__Work required__. Go through the material below and copy each line where the word "accouchement" appears.

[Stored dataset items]
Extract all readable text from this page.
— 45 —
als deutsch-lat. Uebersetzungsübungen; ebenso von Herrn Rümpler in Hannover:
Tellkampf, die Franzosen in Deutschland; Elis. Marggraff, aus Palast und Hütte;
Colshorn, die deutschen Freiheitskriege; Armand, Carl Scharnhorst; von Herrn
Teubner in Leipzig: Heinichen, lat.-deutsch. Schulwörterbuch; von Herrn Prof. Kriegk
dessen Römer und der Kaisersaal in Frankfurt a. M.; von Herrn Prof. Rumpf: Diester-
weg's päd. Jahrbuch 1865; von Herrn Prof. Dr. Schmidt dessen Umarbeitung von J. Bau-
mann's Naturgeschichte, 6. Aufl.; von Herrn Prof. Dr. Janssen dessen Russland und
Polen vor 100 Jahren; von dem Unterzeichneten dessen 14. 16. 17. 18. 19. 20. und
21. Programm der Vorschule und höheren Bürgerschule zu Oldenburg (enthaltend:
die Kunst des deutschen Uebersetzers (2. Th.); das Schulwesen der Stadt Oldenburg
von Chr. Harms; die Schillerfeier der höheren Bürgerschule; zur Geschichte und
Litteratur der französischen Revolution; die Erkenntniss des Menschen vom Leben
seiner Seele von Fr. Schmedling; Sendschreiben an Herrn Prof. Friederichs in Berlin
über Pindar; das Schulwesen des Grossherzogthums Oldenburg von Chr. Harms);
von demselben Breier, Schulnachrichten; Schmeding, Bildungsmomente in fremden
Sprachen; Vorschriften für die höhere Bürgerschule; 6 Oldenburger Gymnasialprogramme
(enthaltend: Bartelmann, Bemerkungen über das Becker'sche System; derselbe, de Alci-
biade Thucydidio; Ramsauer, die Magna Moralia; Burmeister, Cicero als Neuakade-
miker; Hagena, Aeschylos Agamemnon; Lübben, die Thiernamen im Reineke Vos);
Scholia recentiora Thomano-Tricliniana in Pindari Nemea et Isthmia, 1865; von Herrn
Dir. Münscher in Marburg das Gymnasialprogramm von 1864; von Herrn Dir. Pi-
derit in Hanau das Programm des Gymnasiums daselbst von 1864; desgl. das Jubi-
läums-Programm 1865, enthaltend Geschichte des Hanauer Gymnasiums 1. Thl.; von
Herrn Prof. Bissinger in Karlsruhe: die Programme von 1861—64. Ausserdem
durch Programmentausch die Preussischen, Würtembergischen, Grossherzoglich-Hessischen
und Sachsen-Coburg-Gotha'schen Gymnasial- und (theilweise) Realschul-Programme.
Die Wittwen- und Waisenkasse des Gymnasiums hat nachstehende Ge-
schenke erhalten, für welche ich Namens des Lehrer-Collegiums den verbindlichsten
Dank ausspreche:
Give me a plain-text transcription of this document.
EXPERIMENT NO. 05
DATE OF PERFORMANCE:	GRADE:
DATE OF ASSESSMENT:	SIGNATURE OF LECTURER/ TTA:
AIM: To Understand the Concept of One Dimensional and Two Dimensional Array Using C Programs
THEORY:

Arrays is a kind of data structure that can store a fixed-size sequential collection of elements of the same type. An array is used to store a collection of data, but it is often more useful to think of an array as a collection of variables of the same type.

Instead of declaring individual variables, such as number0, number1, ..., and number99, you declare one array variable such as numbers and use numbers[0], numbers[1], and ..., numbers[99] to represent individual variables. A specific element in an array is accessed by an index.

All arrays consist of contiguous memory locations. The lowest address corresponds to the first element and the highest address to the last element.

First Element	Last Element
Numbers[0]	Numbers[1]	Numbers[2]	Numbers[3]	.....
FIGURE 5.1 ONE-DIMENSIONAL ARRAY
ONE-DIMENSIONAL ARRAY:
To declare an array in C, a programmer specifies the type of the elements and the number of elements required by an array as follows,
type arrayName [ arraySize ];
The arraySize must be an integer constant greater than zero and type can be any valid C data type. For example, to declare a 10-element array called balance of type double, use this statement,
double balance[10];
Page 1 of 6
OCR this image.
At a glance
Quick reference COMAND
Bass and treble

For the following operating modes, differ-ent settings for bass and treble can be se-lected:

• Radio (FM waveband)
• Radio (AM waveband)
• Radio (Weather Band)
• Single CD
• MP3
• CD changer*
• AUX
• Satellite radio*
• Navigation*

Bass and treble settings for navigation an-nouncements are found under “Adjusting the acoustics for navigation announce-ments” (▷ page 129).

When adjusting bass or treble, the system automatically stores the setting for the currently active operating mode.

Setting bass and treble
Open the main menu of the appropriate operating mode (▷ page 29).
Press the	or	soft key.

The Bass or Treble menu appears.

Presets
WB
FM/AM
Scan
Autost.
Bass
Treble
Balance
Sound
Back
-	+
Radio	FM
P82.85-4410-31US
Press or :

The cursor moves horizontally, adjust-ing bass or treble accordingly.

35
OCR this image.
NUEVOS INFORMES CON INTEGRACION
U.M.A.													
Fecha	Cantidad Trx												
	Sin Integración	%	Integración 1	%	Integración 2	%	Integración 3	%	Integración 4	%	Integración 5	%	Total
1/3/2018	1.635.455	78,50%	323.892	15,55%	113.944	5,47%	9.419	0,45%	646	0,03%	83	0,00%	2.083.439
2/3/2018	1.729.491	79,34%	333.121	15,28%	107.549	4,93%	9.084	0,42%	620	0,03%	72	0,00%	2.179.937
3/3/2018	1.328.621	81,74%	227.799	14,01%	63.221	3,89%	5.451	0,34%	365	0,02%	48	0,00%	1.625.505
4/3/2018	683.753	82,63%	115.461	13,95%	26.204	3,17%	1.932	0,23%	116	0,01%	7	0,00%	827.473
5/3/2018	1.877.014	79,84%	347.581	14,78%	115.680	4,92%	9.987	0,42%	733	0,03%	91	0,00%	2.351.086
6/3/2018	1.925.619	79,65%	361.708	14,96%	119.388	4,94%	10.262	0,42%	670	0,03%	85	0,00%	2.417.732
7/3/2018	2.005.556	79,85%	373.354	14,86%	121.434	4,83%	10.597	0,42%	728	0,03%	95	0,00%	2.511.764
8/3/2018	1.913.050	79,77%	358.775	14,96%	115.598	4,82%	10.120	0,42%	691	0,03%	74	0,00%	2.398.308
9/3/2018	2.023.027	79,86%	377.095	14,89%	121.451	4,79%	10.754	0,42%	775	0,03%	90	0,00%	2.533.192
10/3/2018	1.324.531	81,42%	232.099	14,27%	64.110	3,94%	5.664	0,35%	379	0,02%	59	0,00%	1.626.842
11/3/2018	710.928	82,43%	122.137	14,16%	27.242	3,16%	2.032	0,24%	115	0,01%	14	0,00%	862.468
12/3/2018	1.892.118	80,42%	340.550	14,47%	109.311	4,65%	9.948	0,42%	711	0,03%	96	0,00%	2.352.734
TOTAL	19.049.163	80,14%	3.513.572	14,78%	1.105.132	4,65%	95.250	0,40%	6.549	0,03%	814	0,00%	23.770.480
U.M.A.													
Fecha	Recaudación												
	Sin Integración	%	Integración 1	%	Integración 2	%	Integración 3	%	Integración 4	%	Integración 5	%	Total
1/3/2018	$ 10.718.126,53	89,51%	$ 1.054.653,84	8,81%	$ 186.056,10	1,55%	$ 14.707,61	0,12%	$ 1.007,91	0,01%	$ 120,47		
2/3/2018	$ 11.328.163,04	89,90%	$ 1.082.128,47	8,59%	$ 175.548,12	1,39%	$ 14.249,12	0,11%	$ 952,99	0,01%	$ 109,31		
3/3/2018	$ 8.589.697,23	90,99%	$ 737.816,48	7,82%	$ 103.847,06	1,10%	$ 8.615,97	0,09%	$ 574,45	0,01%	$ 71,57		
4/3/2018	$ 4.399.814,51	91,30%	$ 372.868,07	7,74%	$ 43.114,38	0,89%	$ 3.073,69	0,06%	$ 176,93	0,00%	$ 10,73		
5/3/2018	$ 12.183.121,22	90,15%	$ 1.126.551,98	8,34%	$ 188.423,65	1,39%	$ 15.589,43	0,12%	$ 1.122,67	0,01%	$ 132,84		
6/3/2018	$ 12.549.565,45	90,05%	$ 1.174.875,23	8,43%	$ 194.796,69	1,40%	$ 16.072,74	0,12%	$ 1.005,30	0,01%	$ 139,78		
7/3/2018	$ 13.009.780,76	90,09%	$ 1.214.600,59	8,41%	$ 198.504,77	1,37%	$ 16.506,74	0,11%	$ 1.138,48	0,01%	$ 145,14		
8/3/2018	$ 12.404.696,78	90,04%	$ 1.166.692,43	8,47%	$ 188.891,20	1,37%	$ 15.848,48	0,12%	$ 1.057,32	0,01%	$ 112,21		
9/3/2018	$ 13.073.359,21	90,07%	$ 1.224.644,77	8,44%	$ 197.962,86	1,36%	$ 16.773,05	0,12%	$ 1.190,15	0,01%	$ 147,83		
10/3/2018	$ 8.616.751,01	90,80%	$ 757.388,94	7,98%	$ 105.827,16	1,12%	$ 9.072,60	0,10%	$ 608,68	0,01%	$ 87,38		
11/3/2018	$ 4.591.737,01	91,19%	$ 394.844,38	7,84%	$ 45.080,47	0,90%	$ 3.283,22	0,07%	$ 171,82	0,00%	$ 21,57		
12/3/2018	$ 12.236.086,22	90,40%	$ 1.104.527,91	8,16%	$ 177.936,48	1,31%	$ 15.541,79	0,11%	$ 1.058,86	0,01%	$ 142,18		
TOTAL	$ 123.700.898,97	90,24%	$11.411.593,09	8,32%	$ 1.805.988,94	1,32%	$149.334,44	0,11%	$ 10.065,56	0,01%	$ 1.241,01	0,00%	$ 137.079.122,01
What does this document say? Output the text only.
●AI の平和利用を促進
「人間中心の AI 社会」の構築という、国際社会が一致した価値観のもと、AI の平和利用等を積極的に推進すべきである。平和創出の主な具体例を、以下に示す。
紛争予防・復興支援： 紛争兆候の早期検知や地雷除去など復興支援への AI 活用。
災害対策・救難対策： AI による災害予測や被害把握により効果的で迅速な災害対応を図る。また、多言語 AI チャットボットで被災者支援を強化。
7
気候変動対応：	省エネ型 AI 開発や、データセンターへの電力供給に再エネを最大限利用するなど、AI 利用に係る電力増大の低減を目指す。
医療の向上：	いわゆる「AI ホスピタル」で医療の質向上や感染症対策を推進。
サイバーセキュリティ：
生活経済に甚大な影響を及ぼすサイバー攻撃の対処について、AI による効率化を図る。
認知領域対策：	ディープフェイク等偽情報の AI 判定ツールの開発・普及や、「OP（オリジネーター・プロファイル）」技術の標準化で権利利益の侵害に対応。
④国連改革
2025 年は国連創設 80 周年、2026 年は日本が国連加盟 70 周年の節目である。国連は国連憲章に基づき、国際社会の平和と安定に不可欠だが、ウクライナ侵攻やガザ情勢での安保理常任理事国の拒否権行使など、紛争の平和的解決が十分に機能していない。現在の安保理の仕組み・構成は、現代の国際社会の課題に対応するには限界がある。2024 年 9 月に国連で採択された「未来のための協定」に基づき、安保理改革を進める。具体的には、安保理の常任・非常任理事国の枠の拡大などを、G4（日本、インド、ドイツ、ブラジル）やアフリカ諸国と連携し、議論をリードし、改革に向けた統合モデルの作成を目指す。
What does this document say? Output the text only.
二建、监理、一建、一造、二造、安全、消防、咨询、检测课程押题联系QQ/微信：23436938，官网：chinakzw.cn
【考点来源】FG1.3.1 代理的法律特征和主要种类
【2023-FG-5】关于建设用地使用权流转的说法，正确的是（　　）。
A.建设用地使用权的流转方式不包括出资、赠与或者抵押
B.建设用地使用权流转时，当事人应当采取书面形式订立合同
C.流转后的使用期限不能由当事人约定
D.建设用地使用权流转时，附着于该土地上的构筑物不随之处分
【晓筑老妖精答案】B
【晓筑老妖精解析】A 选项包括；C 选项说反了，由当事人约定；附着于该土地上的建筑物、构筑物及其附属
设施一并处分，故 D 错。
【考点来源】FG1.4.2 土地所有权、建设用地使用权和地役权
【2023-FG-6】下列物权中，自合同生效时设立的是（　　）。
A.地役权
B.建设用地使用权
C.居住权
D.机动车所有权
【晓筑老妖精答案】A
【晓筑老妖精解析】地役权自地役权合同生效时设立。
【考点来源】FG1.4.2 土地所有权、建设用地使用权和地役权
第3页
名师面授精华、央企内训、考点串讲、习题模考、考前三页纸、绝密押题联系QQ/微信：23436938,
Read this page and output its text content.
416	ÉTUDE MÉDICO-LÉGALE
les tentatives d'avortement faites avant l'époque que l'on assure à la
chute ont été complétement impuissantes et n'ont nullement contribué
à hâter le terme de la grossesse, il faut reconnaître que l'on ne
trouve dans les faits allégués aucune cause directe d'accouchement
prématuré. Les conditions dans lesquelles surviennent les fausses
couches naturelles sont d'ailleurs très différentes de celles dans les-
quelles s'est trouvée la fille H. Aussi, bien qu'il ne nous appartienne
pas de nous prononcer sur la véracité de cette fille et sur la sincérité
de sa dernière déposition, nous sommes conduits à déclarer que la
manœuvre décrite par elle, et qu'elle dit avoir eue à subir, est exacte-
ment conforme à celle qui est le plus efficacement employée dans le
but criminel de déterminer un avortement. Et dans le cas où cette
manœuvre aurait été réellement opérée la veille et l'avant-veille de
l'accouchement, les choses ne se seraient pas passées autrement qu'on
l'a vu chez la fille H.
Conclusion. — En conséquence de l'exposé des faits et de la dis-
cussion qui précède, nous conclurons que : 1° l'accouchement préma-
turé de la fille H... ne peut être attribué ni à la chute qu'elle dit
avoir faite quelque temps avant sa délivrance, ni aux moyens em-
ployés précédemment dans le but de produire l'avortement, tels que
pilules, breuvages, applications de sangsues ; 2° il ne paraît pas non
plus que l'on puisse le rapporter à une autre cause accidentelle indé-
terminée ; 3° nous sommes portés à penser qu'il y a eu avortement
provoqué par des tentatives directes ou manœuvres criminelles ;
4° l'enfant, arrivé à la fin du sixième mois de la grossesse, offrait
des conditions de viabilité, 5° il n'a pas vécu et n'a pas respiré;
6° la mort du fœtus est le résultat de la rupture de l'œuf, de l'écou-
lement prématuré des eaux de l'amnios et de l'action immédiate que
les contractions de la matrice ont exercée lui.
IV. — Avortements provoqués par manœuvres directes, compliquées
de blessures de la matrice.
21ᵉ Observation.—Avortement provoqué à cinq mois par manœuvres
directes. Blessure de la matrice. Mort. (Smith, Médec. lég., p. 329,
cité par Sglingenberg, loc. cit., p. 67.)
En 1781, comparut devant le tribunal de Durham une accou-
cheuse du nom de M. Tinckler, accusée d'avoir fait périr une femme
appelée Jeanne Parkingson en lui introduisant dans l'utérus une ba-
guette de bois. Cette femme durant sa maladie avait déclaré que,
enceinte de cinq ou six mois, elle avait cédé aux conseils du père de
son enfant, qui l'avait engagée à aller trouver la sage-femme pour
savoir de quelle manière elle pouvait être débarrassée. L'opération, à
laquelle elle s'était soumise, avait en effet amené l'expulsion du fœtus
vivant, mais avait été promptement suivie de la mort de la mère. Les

__Task output__.
trouve dans les faits allégués aucune cause directe d'accouchement
l'accouchement, les choses ne se seraient pas passées autrement qu'on
cussion qui précède, nous conclurons que : 1° l'accouchement préma-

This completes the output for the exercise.